== Records shown
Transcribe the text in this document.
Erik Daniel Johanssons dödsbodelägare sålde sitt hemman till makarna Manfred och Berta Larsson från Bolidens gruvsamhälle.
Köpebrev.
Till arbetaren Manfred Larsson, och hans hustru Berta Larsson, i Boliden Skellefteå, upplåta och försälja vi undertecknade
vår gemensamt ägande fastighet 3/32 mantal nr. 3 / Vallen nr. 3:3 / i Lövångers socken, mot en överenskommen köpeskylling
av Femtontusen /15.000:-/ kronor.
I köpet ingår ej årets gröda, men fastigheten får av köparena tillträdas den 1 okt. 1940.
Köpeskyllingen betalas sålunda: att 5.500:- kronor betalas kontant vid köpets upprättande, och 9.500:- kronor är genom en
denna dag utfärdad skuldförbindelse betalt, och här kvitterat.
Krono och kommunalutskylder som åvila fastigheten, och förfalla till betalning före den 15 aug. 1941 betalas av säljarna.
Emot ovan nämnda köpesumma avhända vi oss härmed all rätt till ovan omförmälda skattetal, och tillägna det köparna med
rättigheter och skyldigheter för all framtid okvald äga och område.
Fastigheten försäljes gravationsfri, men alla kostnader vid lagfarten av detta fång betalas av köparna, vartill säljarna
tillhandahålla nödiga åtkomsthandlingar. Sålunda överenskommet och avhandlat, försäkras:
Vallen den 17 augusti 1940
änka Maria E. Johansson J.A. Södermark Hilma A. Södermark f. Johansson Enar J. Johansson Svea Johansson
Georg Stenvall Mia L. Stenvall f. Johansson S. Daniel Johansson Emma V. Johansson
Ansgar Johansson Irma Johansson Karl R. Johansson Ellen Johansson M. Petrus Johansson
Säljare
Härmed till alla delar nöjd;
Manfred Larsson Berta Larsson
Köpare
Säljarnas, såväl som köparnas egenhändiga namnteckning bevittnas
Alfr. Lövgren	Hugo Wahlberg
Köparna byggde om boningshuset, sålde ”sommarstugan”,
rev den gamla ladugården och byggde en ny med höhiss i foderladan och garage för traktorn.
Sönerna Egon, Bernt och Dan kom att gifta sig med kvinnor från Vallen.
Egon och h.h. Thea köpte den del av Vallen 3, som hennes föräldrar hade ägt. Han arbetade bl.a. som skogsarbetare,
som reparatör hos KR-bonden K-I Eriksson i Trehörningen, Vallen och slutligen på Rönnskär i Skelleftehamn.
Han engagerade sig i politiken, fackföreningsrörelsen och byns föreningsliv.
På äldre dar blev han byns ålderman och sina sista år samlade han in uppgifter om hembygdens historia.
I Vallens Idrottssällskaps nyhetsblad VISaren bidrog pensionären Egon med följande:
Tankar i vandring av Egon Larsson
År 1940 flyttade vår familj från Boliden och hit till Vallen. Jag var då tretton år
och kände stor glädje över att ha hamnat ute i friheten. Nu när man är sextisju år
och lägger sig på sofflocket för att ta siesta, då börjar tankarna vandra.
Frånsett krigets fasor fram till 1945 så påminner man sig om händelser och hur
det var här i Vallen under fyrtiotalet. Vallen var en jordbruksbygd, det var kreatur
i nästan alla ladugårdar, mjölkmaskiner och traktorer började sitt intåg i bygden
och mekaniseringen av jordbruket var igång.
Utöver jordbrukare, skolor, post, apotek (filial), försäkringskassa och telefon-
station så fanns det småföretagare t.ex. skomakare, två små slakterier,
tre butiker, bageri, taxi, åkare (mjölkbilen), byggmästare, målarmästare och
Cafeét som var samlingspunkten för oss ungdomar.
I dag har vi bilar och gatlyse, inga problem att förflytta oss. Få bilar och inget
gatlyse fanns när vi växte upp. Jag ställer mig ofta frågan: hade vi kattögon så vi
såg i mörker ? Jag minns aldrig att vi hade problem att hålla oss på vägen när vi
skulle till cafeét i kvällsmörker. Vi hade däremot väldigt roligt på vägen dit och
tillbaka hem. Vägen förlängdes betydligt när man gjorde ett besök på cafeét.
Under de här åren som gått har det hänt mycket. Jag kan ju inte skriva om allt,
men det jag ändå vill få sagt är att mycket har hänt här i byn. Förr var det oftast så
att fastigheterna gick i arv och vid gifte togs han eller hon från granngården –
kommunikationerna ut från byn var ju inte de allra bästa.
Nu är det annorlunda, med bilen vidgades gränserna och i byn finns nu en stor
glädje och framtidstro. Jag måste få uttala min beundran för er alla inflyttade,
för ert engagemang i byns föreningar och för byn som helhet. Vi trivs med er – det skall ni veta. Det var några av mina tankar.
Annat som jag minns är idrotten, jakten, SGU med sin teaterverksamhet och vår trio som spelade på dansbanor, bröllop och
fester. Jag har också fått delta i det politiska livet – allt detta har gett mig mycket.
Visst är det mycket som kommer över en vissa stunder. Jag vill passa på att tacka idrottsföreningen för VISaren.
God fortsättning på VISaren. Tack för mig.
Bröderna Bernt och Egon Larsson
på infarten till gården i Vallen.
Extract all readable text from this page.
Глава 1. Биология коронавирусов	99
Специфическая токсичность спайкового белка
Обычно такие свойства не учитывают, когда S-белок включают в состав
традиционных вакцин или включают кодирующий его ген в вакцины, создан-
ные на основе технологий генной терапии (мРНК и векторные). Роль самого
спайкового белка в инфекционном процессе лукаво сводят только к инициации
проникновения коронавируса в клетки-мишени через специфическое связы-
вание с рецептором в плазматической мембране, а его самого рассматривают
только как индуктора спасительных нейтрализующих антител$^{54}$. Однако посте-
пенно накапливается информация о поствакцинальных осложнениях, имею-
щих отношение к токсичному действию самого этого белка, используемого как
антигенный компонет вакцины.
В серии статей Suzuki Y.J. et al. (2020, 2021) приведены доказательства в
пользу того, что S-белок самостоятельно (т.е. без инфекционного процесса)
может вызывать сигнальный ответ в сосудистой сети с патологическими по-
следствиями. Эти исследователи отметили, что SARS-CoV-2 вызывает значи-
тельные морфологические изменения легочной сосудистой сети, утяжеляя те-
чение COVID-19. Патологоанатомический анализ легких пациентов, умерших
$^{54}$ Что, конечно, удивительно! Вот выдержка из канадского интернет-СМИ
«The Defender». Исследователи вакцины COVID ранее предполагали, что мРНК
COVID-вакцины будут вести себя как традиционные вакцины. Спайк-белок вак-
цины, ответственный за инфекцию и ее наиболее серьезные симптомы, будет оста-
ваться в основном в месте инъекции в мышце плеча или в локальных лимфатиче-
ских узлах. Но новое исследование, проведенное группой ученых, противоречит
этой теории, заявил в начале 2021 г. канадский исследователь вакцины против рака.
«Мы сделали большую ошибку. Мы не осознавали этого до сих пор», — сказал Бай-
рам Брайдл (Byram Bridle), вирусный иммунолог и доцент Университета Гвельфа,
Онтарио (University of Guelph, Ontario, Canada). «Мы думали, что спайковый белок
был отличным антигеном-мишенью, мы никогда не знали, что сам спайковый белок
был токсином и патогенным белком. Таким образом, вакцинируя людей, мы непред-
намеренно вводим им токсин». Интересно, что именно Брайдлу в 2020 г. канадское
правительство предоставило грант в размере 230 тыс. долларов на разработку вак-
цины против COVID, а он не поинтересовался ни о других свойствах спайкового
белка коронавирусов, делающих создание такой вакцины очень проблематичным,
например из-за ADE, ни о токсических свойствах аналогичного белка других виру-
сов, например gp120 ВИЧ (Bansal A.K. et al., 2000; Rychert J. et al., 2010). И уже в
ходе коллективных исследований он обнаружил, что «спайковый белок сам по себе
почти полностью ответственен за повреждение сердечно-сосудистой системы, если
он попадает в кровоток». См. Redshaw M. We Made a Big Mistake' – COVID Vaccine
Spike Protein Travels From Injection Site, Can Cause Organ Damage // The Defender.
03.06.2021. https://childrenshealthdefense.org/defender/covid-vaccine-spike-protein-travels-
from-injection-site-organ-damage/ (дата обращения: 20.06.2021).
====
What you should do: Lines of the material that contain the word "minns" are to be gathered.

Task output:
såg i mörker ? Jag minns aldrig att vi hade problem att hålla oss på vägen när vi
Annat som jag minns är idrotten, jakten, SGU med sin teaterverksamhet och vår trio som spelade på dansbanor, bröllop och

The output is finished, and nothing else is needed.